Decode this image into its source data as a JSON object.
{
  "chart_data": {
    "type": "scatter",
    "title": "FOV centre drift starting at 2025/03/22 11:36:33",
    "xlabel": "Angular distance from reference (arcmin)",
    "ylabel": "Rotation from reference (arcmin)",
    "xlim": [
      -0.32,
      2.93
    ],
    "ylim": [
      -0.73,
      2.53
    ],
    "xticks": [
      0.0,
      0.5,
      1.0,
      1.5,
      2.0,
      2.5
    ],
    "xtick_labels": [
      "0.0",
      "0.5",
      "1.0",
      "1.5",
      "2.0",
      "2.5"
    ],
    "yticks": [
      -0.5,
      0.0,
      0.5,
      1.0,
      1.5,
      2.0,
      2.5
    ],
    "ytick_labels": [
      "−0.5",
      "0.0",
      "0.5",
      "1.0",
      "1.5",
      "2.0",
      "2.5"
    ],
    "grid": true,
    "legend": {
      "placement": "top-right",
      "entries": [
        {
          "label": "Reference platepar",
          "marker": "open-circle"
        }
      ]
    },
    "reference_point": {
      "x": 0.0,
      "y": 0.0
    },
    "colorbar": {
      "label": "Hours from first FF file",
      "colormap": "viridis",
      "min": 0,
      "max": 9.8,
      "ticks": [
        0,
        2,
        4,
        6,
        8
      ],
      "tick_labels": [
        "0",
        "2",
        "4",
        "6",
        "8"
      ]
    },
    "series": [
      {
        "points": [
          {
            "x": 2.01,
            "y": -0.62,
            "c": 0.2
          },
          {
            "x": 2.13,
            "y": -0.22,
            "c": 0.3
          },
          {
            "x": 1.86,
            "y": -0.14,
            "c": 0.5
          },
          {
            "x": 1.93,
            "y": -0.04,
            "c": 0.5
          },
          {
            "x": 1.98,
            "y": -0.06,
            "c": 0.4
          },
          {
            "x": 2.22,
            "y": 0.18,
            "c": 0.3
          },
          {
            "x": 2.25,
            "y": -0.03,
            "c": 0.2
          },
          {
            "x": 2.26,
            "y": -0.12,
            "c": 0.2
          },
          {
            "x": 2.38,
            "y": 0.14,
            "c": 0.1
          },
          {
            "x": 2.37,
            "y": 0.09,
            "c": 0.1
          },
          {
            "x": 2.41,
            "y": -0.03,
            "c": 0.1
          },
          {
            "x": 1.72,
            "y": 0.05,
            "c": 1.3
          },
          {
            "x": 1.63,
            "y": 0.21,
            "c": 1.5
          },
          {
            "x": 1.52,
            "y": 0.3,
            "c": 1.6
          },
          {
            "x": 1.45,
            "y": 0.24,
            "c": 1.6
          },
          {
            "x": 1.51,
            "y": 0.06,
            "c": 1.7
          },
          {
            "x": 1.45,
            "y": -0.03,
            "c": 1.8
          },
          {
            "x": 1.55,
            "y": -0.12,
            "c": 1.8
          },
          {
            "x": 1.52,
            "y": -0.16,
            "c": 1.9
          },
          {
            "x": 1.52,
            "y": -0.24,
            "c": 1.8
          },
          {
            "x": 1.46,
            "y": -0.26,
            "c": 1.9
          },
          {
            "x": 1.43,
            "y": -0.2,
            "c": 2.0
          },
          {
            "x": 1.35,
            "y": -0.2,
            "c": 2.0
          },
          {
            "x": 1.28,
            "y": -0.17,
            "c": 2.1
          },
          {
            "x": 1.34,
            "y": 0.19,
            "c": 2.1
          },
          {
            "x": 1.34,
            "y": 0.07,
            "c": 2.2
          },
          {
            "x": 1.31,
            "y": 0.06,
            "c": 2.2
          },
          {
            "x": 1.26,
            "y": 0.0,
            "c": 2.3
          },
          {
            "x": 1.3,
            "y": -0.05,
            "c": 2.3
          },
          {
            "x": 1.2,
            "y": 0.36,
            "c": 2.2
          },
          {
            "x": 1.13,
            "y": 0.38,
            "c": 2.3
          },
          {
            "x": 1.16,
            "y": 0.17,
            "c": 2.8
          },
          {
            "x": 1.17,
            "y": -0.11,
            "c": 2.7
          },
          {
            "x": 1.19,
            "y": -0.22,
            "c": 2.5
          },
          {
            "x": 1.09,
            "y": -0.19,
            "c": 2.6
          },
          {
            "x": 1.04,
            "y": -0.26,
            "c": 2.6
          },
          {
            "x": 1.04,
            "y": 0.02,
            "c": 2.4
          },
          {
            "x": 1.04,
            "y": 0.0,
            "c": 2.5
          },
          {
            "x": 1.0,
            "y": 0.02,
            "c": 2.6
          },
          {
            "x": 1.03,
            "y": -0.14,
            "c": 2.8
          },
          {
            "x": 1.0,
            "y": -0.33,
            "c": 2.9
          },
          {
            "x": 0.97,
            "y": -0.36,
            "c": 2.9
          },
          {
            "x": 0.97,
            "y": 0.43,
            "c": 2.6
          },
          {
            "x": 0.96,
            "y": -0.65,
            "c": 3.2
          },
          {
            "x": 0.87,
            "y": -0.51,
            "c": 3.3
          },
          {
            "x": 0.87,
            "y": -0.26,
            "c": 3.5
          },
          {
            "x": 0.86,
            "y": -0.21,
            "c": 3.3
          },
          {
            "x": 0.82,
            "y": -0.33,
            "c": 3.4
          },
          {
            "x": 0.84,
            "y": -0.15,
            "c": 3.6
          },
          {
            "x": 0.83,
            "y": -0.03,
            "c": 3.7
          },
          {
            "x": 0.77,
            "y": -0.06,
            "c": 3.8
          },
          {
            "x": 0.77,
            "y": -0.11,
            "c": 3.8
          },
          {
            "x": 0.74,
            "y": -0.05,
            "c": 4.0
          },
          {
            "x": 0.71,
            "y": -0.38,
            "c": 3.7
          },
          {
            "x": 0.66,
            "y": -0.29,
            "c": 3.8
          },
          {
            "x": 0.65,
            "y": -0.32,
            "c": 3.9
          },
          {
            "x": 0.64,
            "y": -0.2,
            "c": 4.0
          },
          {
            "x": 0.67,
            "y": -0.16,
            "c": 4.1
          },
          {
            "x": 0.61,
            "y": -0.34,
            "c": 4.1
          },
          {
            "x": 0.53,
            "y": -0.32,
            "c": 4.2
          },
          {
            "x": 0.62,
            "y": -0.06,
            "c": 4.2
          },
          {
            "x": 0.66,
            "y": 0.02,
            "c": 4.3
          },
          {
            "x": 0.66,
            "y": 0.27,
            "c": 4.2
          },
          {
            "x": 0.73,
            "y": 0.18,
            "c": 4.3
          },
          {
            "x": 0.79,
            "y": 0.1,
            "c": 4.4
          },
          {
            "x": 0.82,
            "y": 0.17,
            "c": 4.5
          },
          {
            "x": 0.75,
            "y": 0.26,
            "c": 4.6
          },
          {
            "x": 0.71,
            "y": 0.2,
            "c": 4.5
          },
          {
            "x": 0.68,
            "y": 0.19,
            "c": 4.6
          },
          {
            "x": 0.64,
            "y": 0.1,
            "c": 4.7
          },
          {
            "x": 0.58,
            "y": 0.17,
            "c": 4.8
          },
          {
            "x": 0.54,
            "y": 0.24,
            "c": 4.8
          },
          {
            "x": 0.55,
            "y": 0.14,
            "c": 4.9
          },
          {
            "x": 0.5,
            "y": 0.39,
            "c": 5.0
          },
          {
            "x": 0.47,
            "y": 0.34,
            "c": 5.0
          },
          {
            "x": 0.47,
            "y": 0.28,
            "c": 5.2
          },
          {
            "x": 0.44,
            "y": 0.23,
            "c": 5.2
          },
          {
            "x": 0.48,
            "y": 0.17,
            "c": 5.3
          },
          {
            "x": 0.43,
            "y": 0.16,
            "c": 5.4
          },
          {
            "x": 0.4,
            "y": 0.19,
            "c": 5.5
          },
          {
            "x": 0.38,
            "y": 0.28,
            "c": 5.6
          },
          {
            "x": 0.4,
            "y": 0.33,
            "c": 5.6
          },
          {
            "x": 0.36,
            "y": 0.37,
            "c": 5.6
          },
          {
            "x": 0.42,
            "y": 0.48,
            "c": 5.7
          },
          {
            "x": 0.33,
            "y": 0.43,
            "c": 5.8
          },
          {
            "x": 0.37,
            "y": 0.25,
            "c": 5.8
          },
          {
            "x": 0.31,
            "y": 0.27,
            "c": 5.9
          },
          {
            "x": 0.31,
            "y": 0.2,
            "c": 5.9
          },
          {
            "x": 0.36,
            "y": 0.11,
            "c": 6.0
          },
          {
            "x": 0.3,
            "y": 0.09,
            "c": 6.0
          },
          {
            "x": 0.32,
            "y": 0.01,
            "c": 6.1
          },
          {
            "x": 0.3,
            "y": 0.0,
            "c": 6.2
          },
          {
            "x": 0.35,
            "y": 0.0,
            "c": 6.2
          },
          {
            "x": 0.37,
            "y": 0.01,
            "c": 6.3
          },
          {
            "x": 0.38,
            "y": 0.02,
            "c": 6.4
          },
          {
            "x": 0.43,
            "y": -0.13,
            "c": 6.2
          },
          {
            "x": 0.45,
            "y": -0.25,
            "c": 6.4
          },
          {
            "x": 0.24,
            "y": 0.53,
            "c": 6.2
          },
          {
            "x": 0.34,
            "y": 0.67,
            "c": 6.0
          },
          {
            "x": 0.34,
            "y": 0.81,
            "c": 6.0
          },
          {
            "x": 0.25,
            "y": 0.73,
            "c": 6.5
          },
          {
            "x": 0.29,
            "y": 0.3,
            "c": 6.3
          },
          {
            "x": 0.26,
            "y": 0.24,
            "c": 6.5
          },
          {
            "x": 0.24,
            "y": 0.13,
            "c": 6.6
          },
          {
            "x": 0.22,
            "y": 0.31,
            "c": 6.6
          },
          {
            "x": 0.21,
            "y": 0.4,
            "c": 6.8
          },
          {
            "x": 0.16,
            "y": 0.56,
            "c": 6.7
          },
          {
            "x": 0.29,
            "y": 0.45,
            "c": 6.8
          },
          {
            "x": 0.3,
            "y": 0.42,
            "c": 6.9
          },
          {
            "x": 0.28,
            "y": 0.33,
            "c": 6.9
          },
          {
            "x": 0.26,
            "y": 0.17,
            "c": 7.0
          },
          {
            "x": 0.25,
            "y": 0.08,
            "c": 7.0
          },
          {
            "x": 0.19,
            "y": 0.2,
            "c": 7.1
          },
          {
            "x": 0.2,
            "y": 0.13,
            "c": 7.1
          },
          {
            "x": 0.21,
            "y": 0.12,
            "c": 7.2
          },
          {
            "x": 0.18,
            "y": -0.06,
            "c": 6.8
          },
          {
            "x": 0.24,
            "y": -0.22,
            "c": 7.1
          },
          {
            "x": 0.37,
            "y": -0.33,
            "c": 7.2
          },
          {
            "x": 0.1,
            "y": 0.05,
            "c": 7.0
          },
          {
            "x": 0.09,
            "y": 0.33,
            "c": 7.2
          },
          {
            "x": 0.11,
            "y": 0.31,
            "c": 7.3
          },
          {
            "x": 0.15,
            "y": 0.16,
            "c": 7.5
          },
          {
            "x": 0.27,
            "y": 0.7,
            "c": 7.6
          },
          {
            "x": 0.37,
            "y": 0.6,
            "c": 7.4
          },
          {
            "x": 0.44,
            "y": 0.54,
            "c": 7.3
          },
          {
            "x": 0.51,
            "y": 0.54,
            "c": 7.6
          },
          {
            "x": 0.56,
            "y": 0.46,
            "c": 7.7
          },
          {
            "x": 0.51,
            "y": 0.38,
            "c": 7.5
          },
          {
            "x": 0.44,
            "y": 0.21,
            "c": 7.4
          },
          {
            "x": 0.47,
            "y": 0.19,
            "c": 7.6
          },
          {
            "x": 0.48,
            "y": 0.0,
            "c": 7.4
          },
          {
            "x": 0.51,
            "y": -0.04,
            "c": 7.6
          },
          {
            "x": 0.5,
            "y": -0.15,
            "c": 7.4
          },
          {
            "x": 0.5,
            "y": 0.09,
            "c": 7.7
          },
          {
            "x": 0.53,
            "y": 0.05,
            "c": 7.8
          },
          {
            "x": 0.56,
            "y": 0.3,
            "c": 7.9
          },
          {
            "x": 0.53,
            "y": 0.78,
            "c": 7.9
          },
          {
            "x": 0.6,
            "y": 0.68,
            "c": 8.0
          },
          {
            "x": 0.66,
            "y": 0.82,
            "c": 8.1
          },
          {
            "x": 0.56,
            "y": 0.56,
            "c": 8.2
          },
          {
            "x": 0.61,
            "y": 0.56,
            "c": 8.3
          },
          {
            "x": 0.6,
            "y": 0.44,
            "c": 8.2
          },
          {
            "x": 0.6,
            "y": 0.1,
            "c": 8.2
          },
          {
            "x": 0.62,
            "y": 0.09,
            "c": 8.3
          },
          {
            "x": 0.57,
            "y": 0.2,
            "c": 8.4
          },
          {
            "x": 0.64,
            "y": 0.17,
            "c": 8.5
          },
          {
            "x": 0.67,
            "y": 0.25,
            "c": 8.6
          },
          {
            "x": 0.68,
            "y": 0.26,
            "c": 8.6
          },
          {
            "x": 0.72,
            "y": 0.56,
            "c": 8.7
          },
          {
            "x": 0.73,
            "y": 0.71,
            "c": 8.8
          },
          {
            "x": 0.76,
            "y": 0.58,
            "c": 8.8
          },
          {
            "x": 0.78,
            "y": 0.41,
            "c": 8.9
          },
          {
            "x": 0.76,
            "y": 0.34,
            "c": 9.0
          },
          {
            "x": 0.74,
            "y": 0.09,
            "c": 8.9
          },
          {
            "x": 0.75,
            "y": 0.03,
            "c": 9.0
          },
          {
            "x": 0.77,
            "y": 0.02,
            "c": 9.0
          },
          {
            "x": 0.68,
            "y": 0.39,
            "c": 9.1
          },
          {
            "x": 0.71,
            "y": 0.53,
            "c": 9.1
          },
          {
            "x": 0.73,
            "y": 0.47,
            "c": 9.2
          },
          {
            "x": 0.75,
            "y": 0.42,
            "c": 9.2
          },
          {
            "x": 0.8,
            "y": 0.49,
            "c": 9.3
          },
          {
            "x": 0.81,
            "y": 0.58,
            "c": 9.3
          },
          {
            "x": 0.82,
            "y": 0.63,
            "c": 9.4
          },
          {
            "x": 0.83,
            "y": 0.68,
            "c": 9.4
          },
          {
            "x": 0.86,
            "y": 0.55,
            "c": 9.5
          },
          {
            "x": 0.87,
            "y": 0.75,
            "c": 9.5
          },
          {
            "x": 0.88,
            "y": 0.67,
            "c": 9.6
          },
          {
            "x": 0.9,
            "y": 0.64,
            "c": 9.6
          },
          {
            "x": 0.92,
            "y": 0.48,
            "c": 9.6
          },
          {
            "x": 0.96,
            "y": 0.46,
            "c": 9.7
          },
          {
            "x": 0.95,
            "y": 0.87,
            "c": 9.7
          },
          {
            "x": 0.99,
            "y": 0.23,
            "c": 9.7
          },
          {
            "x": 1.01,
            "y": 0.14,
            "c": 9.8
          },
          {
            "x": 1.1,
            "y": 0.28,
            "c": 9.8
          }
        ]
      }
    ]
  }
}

- [Exercise goal]: Filter the entries and copy out every line with the word "from".

- [Answer to this problem]:
    "xlabel": "Angular distance from reference (arcmin)",
    "ylabel": "Rotation from reference (arcmin)",
      "label": "Hours from first FF file",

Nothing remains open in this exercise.